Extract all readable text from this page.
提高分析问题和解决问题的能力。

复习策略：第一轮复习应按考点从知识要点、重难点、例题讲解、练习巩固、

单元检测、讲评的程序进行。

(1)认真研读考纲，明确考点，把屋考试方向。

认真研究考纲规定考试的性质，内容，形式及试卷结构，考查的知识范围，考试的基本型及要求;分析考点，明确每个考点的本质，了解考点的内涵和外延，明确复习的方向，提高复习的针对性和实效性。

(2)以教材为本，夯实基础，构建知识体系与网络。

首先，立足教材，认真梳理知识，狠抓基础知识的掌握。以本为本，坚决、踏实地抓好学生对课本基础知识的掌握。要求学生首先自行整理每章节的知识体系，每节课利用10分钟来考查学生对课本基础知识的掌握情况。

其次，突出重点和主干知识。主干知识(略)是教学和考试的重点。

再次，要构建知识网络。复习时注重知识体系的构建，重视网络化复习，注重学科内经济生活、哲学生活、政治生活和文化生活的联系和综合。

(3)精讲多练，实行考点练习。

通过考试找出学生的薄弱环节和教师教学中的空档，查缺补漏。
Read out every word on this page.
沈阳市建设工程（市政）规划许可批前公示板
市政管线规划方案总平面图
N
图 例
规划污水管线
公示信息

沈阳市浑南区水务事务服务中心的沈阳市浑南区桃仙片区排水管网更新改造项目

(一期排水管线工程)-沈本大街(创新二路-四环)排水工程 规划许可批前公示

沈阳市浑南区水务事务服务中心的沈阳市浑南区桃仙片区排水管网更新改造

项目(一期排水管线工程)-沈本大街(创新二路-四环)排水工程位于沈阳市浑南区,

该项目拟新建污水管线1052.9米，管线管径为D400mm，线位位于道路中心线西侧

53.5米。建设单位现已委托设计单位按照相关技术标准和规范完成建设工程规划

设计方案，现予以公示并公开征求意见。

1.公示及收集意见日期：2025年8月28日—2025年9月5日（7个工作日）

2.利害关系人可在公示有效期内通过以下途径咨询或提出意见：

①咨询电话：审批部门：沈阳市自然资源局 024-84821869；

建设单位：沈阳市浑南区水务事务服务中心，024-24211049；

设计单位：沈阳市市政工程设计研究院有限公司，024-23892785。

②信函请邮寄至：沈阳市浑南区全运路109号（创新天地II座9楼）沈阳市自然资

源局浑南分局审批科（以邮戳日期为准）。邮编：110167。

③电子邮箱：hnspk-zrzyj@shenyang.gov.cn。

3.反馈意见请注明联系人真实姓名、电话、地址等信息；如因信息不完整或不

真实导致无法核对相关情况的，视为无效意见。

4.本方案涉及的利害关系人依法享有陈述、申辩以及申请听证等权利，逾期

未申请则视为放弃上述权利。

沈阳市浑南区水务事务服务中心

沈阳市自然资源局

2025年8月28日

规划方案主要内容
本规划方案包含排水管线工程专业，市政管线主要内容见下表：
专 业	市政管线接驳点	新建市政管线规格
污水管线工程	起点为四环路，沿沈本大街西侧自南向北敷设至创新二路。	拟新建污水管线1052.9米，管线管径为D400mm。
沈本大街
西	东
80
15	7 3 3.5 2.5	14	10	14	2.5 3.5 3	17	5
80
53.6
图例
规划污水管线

——

_Exercise aim_:
Write out, word for word, the line containing "Read out every word on this page." and every line after it to the end of the data above.

_Response to the exercise_:
Read out every word on this page.
沈阳市建设工程（市政）规划许可批前公示板
市政管线规划方案总平面图
N
图 例
规划污水管线
公示信息

沈阳市浑南区水务事务服务中心的沈阳市浑南区桃仙片区排水管网更新改造项目

(一期排水管线工程)-沈本大街(创新二路-四环)排水工程 规划许可批前公示

沈阳市浑南区水务事务服务中心的沈阳市浑南区桃仙片区排水管网更新改造

项目(一期排水管线工程)-沈本大街(创新二路-四环)排水工程位于沈阳市浑南区,

该项目拟新建污水管线1052.9米，管线管径为D400mm，线位位于道路中心线西侧

53.5米。建设单位现已委托设计单位按照相关技术标准和规范完成建设工程规划

设计方案，现予以公示并公开征求意见。

1.公示及收集意见日期：2025年8月28日—2025年9月5日（7个工作日）

2.利害关系人可在公示有效期内通过以下途径咨询或提出意见：

①咨询电话：审批部门：沈阳市自然资源局 024-84821869；

建设单位：沈阳市浑南区水务事务服务中心，024-24211049；

设计单位：沈阳市市政工程设计研究院有限公司，024-23892785。

②信函请邮寄至：沈阳市浑南区全运路109号（创新天地II座9楼）沈阳市自然资

源局浑南分局审批科（以邮戳日期为准）。邮编：110167。

③电子邮箱：hnspk-zrzyj@shenyang.gov.cn。

3.反馈意见请注明联系人真实姓名、电话、地址等信息；如因信息不完整或不

真实导致无法核对相关情况的，视为无效意见。

4.本方案涉及的利害关系人依法享有陈述、申辩以及申请听证等权利，逾期

未申请则视为放弃上述权利。

沈阳市浑南区水务事务服务中心

沈阳市自然资源局

2025年8月28日

规划方案主要内容
本规划方案包含排水管线工程专业，市政管线主要内容见下表：
专 业	市政管线接驳点	新建市政管线规格
污水管线工程	起点为四环路，沿沈本大街西侧自南向北敷设至创新二路。	拟新建污水管线1052.9米，管线管径为D400mm。
沈本大街
西	东
80
15	7 3 3.5 2.5	14	10	14	2.5 3.5 3	17	5
80
53.6
图例
规划污水管线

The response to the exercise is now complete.